**COMPITI DA SVOLGERE:**
**a.** Per favore, rispondi a queste domande sul testo sul meningioma, una risposta per riga:
(i) Da quali membrane origina il meningioma?
(ii) A che cosa serve la TAC nella diagnosi?
(iii) Quali sintomi compaiono raramente?
**b.** Nel testo sul meningioma, la frase che parla di "una famiglia molto ampia" indica gli aspetti per cui i meningiomi possono differire. Elencali tutti.

**TESTO SELEZIONATO:**
------------------------------------------------------------------------

Il meningioma è un tumore che origina dalle meningi (le membrane che rivestono e proteggono cervello e midollo spinale) e non dal tessuto nervoso. Cresce quindi “dall’esterno verso l’interno”: in genere tende a comprimere le strutture nervose vicine e, in alcuni casi, può infiltrare i tessuti. Il meningioma rappresenta il tumore primitivo più frequente del sistema nervoso centrale. Colpisce maggiormente le donne e si presenta spesso in età più avanzata. Si tratta di una famiglia molto ampia: può insorgere in diverse sedi del cranio e della colonna, avere dimensioni e ritmi di crescita differenti e mostrare caratteristiche biologiche variabili. Nella maggior parte dei casi è a comportamento benigno e lentamente evolutivo; in una quota minore può presentare caratteristiche atipiche o più aggressive, con una maggiore tendenza a recidivare. La relazione con nervi, vasi e aree funzionali può essere molto diversa da caso a caso, rendendo ogni meningioma “unico”. Per questo, l’inquadramento richiede competenze integrate e una visione condivisa, guidata da un Board multidisciplinare.
I sintomi dei meningiomi dipendono da sede e dimensioni e possono essere assenti a lungo o comparire lentamente. Tra i più frequenti: mal di testa persistente, crisi epilettiche, disturbi vista o udito, vertigini e difficoltà di equilibrio. Possono inoltre comparire anche debolezza o perdita di forza in un braccio o una gamba, formicolii, cambiamenti del linguaggio, dell’attenzione o della memoria. Raramente nausea, vomito e variazioni del comportamento o della personalità o della coordinazione.
Il sospetto nasce dai sintomi e dalla visita neurologica. La diagnosi si basa sugli esami di imaging: risonanza magnetica con contrasto per definire sede, dimensioni e rapporti con nervi e vasi e TAC per valutare il rapporto con l’osso. Quando indicato, l’intervento fornisce il tessuto per la conferma istologica e la caratterizzazione molecolare, utile a definire meglio il tipo di meningioma.

------------------------------------------------------------------------

**DATI RACCOLTI:**
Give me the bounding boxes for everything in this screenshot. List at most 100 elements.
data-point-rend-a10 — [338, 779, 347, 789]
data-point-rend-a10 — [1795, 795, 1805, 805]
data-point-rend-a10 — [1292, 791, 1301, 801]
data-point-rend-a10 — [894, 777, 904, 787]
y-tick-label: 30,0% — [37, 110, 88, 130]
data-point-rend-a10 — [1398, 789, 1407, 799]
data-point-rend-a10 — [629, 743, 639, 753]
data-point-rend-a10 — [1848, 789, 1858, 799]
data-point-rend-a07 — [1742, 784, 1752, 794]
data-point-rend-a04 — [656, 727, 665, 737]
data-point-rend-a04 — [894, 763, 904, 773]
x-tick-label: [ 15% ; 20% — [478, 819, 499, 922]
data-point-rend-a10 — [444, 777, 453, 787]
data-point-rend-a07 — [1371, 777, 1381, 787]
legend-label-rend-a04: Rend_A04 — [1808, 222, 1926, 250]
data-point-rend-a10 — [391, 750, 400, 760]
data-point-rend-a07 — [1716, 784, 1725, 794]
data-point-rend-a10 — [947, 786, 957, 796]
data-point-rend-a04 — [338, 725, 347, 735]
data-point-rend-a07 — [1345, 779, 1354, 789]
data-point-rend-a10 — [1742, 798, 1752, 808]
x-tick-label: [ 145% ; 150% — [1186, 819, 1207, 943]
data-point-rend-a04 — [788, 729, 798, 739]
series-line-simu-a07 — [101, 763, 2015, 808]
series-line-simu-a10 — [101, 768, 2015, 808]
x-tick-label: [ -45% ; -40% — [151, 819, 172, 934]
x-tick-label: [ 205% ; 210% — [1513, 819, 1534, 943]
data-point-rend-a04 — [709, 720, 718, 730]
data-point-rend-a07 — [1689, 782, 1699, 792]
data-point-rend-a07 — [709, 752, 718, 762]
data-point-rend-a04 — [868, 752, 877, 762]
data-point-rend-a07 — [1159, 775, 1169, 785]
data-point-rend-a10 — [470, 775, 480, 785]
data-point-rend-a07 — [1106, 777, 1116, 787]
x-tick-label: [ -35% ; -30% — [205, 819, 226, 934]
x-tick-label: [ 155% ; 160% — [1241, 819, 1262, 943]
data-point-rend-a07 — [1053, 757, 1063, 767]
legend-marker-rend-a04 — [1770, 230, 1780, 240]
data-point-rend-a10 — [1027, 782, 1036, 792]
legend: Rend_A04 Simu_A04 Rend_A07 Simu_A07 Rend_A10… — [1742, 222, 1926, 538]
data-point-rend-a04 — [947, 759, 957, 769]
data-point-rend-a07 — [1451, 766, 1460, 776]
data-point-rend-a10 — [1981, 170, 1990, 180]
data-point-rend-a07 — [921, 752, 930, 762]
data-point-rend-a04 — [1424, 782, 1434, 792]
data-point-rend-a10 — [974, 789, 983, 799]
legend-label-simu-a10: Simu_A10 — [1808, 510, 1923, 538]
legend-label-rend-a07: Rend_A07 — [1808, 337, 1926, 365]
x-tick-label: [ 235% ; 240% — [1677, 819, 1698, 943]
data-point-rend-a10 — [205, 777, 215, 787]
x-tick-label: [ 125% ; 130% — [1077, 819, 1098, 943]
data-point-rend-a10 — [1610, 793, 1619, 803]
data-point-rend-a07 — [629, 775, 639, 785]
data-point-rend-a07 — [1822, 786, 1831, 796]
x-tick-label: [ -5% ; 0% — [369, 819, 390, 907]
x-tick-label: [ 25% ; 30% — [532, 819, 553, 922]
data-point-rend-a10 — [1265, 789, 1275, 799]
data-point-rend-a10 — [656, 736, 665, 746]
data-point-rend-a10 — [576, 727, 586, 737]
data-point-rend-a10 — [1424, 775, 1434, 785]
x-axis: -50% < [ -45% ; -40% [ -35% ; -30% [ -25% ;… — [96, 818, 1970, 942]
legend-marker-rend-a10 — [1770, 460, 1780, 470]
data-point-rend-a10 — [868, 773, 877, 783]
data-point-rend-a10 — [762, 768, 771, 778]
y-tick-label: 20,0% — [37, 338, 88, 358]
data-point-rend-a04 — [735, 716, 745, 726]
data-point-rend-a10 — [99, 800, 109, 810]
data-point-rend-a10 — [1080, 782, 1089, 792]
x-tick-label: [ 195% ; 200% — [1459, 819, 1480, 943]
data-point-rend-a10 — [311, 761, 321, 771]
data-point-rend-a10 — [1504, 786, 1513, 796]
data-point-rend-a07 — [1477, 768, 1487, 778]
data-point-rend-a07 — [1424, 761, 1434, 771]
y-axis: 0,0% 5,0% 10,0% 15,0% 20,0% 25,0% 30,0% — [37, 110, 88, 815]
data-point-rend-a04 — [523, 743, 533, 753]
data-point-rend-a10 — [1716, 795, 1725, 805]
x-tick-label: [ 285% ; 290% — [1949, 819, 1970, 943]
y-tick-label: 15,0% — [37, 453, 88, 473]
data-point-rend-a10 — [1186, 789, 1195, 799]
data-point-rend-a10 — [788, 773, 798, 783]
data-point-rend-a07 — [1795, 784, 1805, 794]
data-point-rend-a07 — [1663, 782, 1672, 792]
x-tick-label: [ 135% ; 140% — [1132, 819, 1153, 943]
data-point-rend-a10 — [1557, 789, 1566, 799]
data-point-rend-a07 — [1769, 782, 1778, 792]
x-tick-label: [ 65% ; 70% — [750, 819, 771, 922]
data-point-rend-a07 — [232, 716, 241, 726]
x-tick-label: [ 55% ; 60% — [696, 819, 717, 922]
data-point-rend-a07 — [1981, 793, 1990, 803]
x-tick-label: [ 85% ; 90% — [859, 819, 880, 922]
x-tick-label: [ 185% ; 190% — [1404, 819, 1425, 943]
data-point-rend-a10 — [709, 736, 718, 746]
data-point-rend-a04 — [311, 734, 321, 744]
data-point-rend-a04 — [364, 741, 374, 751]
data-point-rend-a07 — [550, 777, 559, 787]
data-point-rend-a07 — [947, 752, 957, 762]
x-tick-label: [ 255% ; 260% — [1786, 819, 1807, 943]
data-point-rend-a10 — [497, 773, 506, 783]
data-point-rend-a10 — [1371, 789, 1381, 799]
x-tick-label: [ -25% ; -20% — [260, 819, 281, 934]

------------------------------------------------------------------------

**RISULTATI:**
**a.**
(i) Dalle meningi, le membrane che rivestono e proteggono cervello e midollo spinale.
(ii) A valutare il rapporto con l'osso.
(iii) Nausea, vomito e variazioni del comportamento, della personalità o della coordinazione.

**b.**
- Sede nel cranio e nella colonna
- Dimensioni
- Ritmi di crescita
- Caratteristiche biologiche